## Requirement:
Each line below must be set down exactly; omit any image you find.

## Records contained in a dataset:

========================================

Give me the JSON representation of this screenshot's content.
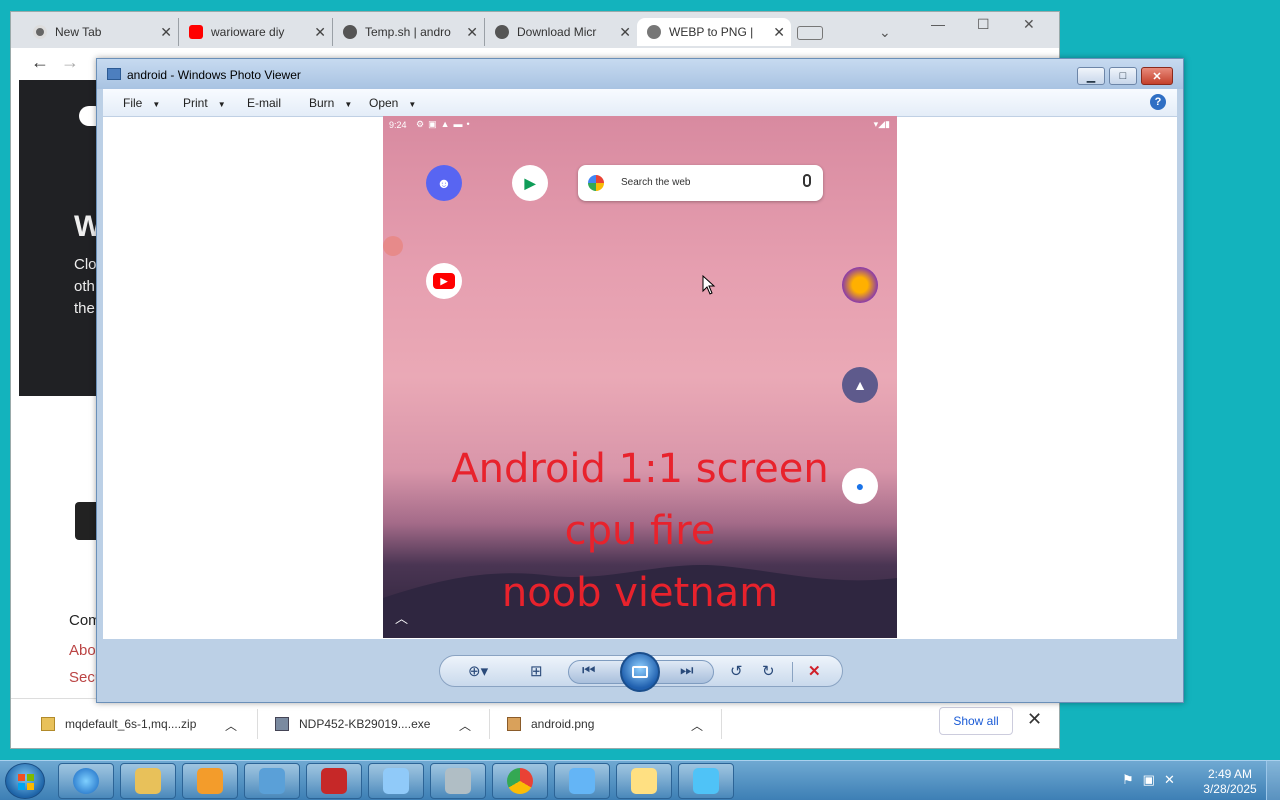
{
  "browser": {
    "tabs": [
      {
        "label": "New Tab"
      },
      {
        "label": "warioware diy"
      },
      {
        "label": "Temp.sh | andro"
      },
      {
        "label": "Download Micr"
      },
      {
        "label": "WEBP to PNG |"
      }
    ],
    "content": {
      "heading_initial": "W",
      "para_lines": [
        "Clo",
        "oth",
        "the"
      ],
      "footer_heading": "Com",
      "footer_links": [
        "Abo",
        "Secu"
      ]
    },
    "downloads": {
      "items": [
        {
          "name": "mqdefault_6s-1,mq....zip"
        },
        {
          "name": "NDP452-KB29019....exe"
        },
        {
          "name": "android.png"
        }
      ],
      "show_all_label": "Show all"
    }
  },
  "photo_viewer": {
    "title": "android - Windows Photo Viewer",
    "menu": [
      {
        "label": "File"
      },
      {
        "label": "Print"
      },
      {
        "label": "E-mail"
      },
      {
        "label": "Burn"
      },
      {
        "label": "Open"
      }
    ],
    "help_icon": "?"
  },
  "android_image": {
    "status_time": "9:24",
    "search_placeholder": "Search the web",
    "overlay_lines": [
      "Android 1:1 screen",
      "cpu fire",
      "noob vietnam"
    ],
    "apps": [
      "discord-icon",
      "play-games-icon",
      "youtube-icon",
      "firefox-icon",
      "astro-icon",
      "messages-icon"
    ]
  },
  "taskbar": {
    "time": "2:49 AM",
    "date": "3/28/2025"
  },
  "colors": {
    "desktop": "#13b3bd",
    "overlay_text": "#e8222c",
    "discord": "#5865f2",
    "youtube": "#ff0000"
  }
}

========================================

## Result:
Give me the JSON representation of this screenshot's content.
{
  "browser": {
    "tabs": [
      {
        "label": "New Tab"
      },
      {
        "label": "warioware diy"
      },
      {
        "label": "Temp.sh | andro"
      },
      {
        "label": "Download Micr"
      },
      {
        "label": "WEBP to PNG |"
      }
    ],
    "content": {
      "heading_initial": "W",
      "para_lines": [
        "Clo",
        "oth",
        "the"
      ],
      "footer_heading": "Com",
      "footer_links": [
        "Abo",
        "Secu"
      ]
    },
    "downloads": {
      "items": [
        {
          "name": "mqdefault_6s-1,mq....zip"
        },
        {
          "name": "NDP452-KB29019....exe"
        },
        {
          "name": "android.png"
        }
      ],
      "show_all_label": "Show all"
    }
  },
  "photo_viewer": {
    "title": "android - Windows Photo Viewer",
    "menu": [
      {
        "label": "File"
      },
      {
        "label": "Print"
      },
      {
        "label": "E-mail"
      },
      {
        "label": "Burn"
      },
      {
        "label": "Open"
      }
    ],
    "help_icon": "?"
  },
  "android_image": {
    "status_time": "9:24",
    "search_placeholder": "Search the web",
    "overlay_lines": [
      "Android 1:1 screen",
      "cpu fire",
      "noob vietnam"
    ],
    "apps": [
      "discord-icon",
      "play-games-icon",
      "youtube-icon",
      "firefox-icon",
      "astro-icon",
      "messages-icon"
    ]
  },
  "taskbar": {
    "time": "2:49 AM",
    "date": "3/28/2025"
  },
  "colors": {
    "desktop": "#13b3bd",
    "overlay_text": "#e8222c",
    "discord": "#5865f2",
    "youtube": "#ff0000"
  }
}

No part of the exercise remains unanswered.